Begin at the line that holds "Output a JSON" and retype every line through the end of the material, both included. Leave out the pictures.

━━ MATERIAL FOR THIS EXERCISE ━━

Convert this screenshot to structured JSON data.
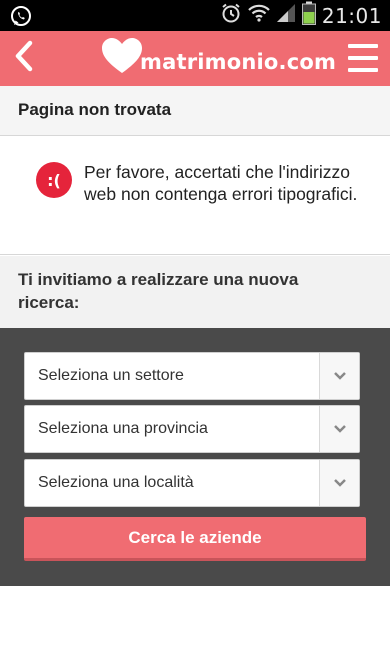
{
  "statusbar": {
    "time": "21:01",
    "icons": [
      "whatsapp-icon",
      "alarm-icon",
      "wifi-icon",
      "signal-icon",
      "battery-icon"
    ]
  },
  "header": {
    "logo_text": "matrimonio.com",
    "back_icon": "chevron-left-icon",
    "menu_icon": "hamburger-menu-icon",
    "brand_color": "#f06c72"
  },
  "page": {
    "title": "Pagina non trovata",
    "error_icon_text": ":(",
    "error_message": "Per favore, accertati che l'indirizzo web non contenga errori tipografici.",
    "error_color": "#e5243b"
  },
  "search": {
    "heading": "Ti invitiamo a realizzare una nuova ricerca:",
    "select_sector": "Seleziona un settore",
    "select_province": "Seleziona una provincia",
    "select_locality": "Seleziona una località",
    "submit_label": "Cerca le aziende",
    "panel_color": "#4a4a4a"
  }
}
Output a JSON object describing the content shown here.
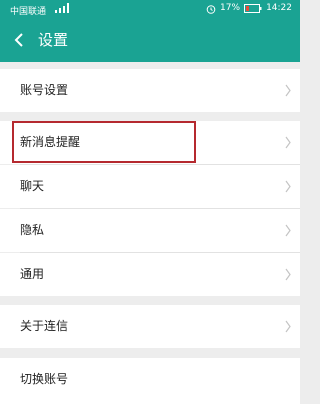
{
  "status": {
    "carrier": "中国联通",
    "battery": "17%",
    "time": "14:22"
  },
  "header": {
    "title": "设置"
  },
  "menu": [
    {
      "label": "账号设置"
    },
    {
      "label": "新消息提醒"
    },
    {
      "label": "聊天"
    },
    {
      "label": "隐私"
    },
    {
      "label": "通用"
    },
    {
      "label": "关于连信"
    },
    {
      "label": "切换账号"
    }
  ],
  "colors": {
    "header_bg": "#1aa393",
    "highlight_border": "#b5292f"
  }
}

━━━

■ **SOLUTION FOR THIS EXERCISE**:
Output a JSON object describing the content shown here.
{
  "status": {
    "carrier": "中国联通",
    "battery": "17%",
    "time": "14:22"
  },
  "header": {
    "title": "设置"
  },
  "menu": [
    {
      "label": "账号设置"
    },
    {
      "label": "新消息提醒"
    },
    {
      "label": "聊天"
    },
    {
      "label": "隐私"
    },
    {
      "label": "通用"
    },
    {
      "label": "关于连信"
    },
    {
      "label": "切换账号"
    }
  ],
  "colors": {
    "header_bg": "#1aa393",
    "highlight_border": "#b5292f"
  }
}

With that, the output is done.